[RECORDED INFORMATION start]

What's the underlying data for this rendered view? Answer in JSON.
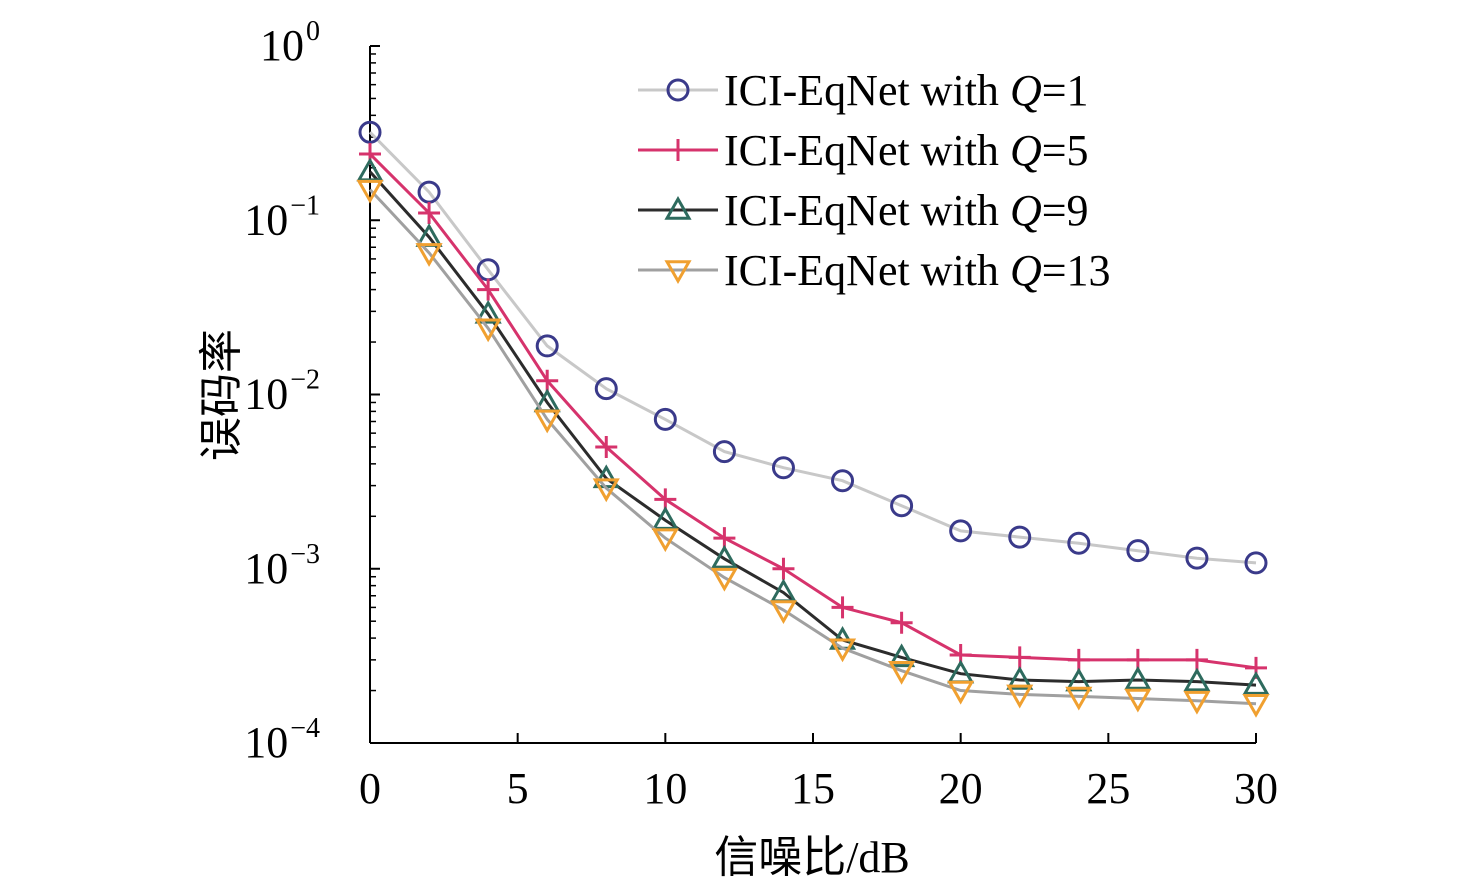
{
  "chart_data": {
    "type": "line",
    "xlabel": "信噪比/dB",
    "ylabel": "误码率",
    "xlim": [
      0,
      30
    ],
    "ylim": [
      0.0001,
      1
    ],
    "yscale": "log",
    "x_ticks": [
      "0",
      "5",
      "10",
      "15",
      "20",
      "25",
      "30"
    ],
    "y_ticks": [
      {
        "base": "10",
        "exp": "0"
      },
      {
        "base": "10",
        "exp": "−1"
      },
      {
        "base": "10",
        "exp": "−2"
      },
      {
        "base": "10",
        "exp": "−3"
      },
      {
        "base": "10",
        "exp": "−4"
      }
    ],
    "legend_position": "top-right",
    "x": [
      0,
      2,
      4,
      6,
      8,
      10,
      12,
      14,
      16,
      18,
      20,
      22,
      24,
      26,
      28,
      30
    ],
    "series": [
      {
        "legend_prefix": "ICI-EqNet with ",
        "legend_var": "Q",
        "legend_suffix": "=1",
        "marker": "circle",
        "line_color": "#c8c8c8",
        "marker_color": "#3a3a8a",
        "values": [
          0.32,
          0.145,
          0.052,
          0.019,
          0.0108,
          0.0072,
          0.0047,
          0.0038,
          0.0032,
          0.0023,
          0.00165,
          0.00152,
          0.0014,
          0.00127,
          0.00115,
          0.00108
        ]
      },
      {
        "legend_prefix": "ICI-EqNet with ",
        "legend_var": "Q",
        "legend_suffix": "=5",
        "marker": "plus",
        "line_color": "#d6336c",
        "marker_color": "#d6336c",
        "values": [
          0.24,
          0.11,
          0.04,
          0.012,
          0.005,
          0.0025,
          0.0015,
          0.001,
          0.0006,
          0.00049,
          0.00032,
          0.00031,
          0.0003,
          0.0003,
          0.0003,
          0.00027
        ]
      },
      {
        "legend_prefix": "ICI-EqNet with ",
        "legend_var": "Q",
        "legend_suffix": "=9",
        "marker": "triangle-up",
        "line_color": "#2c2c2c",
        "marker_color": "#2e6b5e",
        "values": [
          0.19,
          0.08,
          0.029,
          0.009,
          0.0033,
          0.0019,
          0.00114,
          0.00073,
          0.00039,
          0.00031,
          0.00025,
          0.00023,
          0.000225,
          0.00023,
          0.000225,
          0.000215
        ]
      },
      {
        "legend_prefix": "ICI-EqNet with ",
        "legend_var": "Q",
        "legend_suffix": "=13",
        "marker": "triangle-down",
        "line_color": "#a0a0a0",
        "marker_color": "#f0a030",
        "values": [
          0.15,
          0.065,
          0.024,
          0.0072,
          0.0029,
          0.0015,
          0.00089,
          0.00058,
          0.00035,
          0.00026,
          0.0002,
          0.00019,
          0.000185,
          0.00018,
          0.000175,
          0.000168
        ]
      }
    ]
  }
}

[RECORDED INFORMATION end]

- **WHAT YOU SHOULD DO**
Give back the entries verbatim. Do not include any picture.

- **FINISHED TASK**
What's the underlying data for this rendered view? Answer in JSON.
{
  "chart_data": {
    "type": "line",
    "xlabel": "信噪比/dB",
    "ylabel": "误码率",
    "xlim": [
      0,
      30
    ],
    "ylim": [
      0.0001,
      1
    ],
    "yscale": "log",
    "x_ticks": [
      "0",
      "5",
      "10",
      "15",
      "20",
      "25",
      "30"
    ],
    "y_ticks": [
      {
        "base": "10",
        "exp": "0"
      },
      {
        "base": "10",
        "exp": "−1"
      },
      {
        "base": "10",
        "exp": "−2"
      },
      {
        "base": "10",
        "exp": "−3"
      },
      {
        "base": "10",
        "exp": "−4"
      }
    ],
    "legend_position": "top-right",
    "x": [
      0,
      2,
      4,
      6,
      8,
      10,
      12,
      14,
      16,
      18,
      20,
      22,
      24,
      26,
      28,
      30
    ],
    "series": [
      {
        "legend_prefix": "ICI-EqNet with ",
        "legend_var": "Q",
        "legend_suffix": "=1",
        "marker": "circle",
        "line_color": "#c8c8c8",
        "marker_color": "#3a3a8a",
        "values": [
          0.32,
          0.145,
          0.052,
          0.019,
          0.0108,
          0.0072,
          0.0047,
          0.0038,
          0.0032,
          0.0023,
          0.00165,
          0.00152,
          0.0014,
          0.00127,
          0.00115,
          0.00108
        ]
      },
      {
        "legend_prefix": "ICI-EqNet with ",
        "legend_var": "Q",
        "legend_suffix": "=5",
        "marker": "plus",
        "line_color": "#d6336c",
        "marker_color": "#d6336c",
        "values": [
          0.24,
          0.11,
          0.04,
          0.012,
          0.005,
          0.0025,
          0.0015,
          0.001,
          0.0006,
          0.00049,
          0.00032,
          0.00031,
          0.0003,
          0.0003,
          0.0003,
          0.00027
        ]
      },
      {
        "legend_prefix": "ICI-EqNet with ",
        "legend_var": "Q",
        "legend_suffix": "=9",
        "marker": "triangle-up",
        "line_color": "#2c2c2c",
        "marker_color": "#2e6b5e",
        "values": [
          0.19,
          0.08,
          0.029,
          0.009,
          0.0033,
          0.0019,
          0.00114,
          0.00073,
          0.00039,
          0.00031,
          0.00025,
          0.00023,
          0.000225,
          0.00023,
          0.000225,
          0.000215
        ]
      },
      {
        "legend_prefix": "ICI-EqNet with ",
        "legend_var": "Q",
        "legend_suffix": "=13",
        "marker": "triangle-down",
        "line_color": "#a0a0a0",
        "marker_color": "#f0a030",
        "values": [
          0.15,
          0.065,
          0.024,
          0.0072,
          0.0029,
          0.0015,
          0.00089,
          0.00058,
          0.00035,
          0.00026,
          0.0002,
          0.00019,
          0.000185,
          0.00018,
          0.000175,
          0.000168
        ]
      }
    ]
  }
}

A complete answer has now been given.